### EXERCISE AIM:
Go through the records and copy each line where the word "true" occurs.
═════ TASK DATA ═════
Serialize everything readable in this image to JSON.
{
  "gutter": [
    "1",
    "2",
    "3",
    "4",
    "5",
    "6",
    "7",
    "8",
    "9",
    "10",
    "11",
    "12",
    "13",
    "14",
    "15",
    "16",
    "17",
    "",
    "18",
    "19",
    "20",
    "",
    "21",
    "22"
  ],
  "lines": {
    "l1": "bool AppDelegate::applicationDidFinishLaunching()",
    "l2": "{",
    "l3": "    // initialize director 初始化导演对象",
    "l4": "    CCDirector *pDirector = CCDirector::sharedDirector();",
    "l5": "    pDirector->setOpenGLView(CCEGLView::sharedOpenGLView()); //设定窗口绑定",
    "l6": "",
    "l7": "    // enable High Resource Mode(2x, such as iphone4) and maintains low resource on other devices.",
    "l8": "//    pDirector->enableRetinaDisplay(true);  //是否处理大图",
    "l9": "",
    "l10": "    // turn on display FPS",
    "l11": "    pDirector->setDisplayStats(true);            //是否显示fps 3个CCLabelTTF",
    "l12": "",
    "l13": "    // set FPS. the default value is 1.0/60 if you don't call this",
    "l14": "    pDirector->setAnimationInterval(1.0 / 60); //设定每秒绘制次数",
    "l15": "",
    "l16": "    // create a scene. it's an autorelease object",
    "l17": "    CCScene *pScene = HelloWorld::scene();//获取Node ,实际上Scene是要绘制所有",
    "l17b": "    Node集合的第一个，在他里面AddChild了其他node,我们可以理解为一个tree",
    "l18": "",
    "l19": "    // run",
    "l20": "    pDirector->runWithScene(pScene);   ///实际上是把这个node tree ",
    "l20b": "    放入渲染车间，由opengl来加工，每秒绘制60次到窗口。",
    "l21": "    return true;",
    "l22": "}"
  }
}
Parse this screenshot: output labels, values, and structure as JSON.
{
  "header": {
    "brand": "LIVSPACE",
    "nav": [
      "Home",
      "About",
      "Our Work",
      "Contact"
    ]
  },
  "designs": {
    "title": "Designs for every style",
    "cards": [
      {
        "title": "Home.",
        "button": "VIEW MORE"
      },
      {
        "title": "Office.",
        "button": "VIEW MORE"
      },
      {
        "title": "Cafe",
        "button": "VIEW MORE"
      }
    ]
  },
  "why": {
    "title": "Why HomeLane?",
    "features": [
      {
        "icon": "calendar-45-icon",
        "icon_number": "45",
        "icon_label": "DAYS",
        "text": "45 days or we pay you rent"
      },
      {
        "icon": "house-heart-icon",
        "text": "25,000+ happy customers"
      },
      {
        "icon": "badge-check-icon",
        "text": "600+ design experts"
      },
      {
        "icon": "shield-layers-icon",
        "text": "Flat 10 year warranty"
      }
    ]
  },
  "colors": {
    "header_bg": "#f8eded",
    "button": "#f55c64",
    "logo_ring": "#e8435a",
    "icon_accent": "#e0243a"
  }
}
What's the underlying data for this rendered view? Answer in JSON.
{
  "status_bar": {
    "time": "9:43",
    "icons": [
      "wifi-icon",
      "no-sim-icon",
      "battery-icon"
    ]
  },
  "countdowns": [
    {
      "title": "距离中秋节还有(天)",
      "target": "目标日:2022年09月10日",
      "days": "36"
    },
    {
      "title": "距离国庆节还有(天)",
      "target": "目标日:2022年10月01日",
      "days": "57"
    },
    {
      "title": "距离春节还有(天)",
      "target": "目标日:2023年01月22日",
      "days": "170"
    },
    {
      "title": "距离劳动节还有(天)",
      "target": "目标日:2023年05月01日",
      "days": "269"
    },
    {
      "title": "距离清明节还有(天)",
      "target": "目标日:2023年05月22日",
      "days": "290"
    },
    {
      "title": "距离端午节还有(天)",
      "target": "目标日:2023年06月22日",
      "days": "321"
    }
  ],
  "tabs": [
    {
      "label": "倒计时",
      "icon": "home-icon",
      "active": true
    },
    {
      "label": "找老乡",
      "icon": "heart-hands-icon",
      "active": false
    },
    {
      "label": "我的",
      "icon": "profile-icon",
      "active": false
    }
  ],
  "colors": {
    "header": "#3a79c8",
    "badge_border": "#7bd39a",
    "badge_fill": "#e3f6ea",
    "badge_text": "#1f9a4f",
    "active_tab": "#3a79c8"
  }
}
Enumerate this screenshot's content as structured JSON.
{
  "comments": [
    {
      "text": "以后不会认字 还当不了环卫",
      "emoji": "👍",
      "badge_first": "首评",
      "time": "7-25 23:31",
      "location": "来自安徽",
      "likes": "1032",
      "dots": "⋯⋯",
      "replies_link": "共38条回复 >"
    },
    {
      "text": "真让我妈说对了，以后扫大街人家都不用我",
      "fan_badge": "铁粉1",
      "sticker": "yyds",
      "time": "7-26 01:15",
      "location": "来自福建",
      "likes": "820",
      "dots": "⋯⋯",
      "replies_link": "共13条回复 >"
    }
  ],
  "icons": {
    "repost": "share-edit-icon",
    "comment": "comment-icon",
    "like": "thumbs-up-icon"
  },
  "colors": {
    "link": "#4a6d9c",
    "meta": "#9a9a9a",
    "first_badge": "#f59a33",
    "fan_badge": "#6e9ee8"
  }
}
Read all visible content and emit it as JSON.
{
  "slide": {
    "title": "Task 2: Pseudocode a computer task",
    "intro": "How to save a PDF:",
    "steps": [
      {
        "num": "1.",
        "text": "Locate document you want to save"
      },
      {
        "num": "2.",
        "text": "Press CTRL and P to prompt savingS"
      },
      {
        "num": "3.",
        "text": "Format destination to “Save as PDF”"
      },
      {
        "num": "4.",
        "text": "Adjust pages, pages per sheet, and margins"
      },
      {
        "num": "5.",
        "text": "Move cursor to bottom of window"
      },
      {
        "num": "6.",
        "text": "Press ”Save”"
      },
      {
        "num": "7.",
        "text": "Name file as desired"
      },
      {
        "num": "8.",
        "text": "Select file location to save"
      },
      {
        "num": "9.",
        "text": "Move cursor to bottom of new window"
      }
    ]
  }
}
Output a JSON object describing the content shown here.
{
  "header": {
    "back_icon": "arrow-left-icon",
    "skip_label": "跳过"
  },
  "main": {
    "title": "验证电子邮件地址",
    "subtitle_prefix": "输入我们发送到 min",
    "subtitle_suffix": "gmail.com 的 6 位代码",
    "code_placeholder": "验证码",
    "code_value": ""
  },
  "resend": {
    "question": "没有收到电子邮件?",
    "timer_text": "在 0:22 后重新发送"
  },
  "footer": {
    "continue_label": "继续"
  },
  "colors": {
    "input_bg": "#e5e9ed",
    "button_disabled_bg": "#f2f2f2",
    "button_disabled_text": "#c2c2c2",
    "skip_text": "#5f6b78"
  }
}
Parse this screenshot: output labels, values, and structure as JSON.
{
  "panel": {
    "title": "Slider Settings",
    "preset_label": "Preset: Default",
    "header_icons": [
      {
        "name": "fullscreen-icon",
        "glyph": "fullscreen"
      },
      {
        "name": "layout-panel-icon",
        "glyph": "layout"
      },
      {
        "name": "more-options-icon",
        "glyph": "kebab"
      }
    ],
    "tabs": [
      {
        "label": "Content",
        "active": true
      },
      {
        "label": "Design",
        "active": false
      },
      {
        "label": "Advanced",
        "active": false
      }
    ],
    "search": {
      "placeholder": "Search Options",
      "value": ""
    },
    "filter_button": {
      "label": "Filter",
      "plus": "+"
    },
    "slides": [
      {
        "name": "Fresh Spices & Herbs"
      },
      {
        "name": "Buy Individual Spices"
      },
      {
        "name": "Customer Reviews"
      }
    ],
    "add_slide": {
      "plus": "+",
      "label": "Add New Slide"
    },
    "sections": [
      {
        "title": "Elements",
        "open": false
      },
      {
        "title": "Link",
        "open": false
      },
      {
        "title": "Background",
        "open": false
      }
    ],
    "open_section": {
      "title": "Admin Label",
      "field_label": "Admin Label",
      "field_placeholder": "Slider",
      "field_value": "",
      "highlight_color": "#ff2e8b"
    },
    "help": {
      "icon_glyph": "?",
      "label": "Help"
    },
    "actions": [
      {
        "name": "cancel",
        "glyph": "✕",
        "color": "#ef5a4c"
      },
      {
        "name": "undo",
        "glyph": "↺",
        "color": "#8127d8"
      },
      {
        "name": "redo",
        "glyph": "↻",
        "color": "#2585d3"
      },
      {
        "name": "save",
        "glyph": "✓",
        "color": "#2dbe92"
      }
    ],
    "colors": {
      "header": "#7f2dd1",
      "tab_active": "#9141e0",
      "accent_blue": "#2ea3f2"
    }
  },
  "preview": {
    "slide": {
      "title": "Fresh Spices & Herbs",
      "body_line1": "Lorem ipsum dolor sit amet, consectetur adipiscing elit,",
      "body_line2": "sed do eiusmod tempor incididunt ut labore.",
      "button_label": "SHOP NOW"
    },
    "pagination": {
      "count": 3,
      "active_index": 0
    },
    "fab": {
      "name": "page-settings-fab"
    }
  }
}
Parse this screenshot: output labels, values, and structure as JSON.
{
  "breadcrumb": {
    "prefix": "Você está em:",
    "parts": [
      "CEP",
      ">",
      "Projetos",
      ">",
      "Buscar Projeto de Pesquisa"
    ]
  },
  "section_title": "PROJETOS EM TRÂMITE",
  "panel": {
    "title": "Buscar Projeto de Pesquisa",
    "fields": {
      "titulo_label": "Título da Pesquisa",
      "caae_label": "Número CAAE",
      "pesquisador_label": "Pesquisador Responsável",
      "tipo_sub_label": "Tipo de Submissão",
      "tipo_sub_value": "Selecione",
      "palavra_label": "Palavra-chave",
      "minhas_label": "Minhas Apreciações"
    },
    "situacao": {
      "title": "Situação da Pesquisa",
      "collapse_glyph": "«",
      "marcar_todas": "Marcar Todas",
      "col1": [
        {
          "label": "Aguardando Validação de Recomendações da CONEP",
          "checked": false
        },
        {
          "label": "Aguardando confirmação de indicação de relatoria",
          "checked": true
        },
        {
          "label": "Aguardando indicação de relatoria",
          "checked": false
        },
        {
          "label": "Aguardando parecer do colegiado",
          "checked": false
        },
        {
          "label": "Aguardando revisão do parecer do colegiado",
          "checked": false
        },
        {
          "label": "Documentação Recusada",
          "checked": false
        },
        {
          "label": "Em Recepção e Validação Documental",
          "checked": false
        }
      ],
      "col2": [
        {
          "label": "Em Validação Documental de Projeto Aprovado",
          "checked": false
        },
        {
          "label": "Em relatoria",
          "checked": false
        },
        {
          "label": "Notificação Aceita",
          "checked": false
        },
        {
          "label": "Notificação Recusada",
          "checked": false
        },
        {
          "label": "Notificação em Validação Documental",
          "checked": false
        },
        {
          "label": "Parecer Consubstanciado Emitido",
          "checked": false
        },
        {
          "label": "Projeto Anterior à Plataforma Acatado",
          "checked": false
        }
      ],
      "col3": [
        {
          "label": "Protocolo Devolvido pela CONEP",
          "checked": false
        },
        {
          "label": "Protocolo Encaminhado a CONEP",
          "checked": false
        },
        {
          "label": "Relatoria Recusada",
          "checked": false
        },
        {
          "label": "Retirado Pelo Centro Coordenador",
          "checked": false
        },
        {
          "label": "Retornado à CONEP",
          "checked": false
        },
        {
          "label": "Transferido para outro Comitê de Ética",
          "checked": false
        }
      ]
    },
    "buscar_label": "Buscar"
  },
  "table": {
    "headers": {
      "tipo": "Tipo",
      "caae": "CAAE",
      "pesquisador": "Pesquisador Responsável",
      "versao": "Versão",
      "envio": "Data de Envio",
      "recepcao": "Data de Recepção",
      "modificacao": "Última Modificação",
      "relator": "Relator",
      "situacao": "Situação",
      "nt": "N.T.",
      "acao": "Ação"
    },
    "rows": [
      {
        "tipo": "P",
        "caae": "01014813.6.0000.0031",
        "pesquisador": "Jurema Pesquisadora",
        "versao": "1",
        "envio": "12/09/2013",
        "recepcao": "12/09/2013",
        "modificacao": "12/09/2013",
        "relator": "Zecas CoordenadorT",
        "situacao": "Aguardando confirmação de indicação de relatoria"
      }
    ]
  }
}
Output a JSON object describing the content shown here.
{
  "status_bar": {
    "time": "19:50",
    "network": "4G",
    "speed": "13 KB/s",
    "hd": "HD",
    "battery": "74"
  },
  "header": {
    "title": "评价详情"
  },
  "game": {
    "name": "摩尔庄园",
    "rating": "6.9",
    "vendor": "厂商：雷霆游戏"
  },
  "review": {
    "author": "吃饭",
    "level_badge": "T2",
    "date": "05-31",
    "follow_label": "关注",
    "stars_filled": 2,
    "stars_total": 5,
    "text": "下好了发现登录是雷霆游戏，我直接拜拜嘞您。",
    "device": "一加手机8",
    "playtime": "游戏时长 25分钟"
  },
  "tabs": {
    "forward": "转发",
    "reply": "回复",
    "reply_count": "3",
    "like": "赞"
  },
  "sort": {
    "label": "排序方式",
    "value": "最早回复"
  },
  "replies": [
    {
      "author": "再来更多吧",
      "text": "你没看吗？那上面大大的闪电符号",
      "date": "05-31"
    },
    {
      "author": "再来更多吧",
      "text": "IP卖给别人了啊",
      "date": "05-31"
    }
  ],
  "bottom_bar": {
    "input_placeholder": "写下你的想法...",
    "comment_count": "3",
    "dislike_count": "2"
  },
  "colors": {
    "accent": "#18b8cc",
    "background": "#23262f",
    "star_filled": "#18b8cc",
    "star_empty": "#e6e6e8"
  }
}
═════
### WRITTEN ANSWER:
    "l8": "//    pDirector->enableRetinaDisplay(true);  //是否处理大图",
    "l11": "    pDirector->setDisplayStats(true);            //是否显示fps 3个CCLabelTTF",
    "l21": "    return true;",
      "active": true
        "active": true
          "checked": true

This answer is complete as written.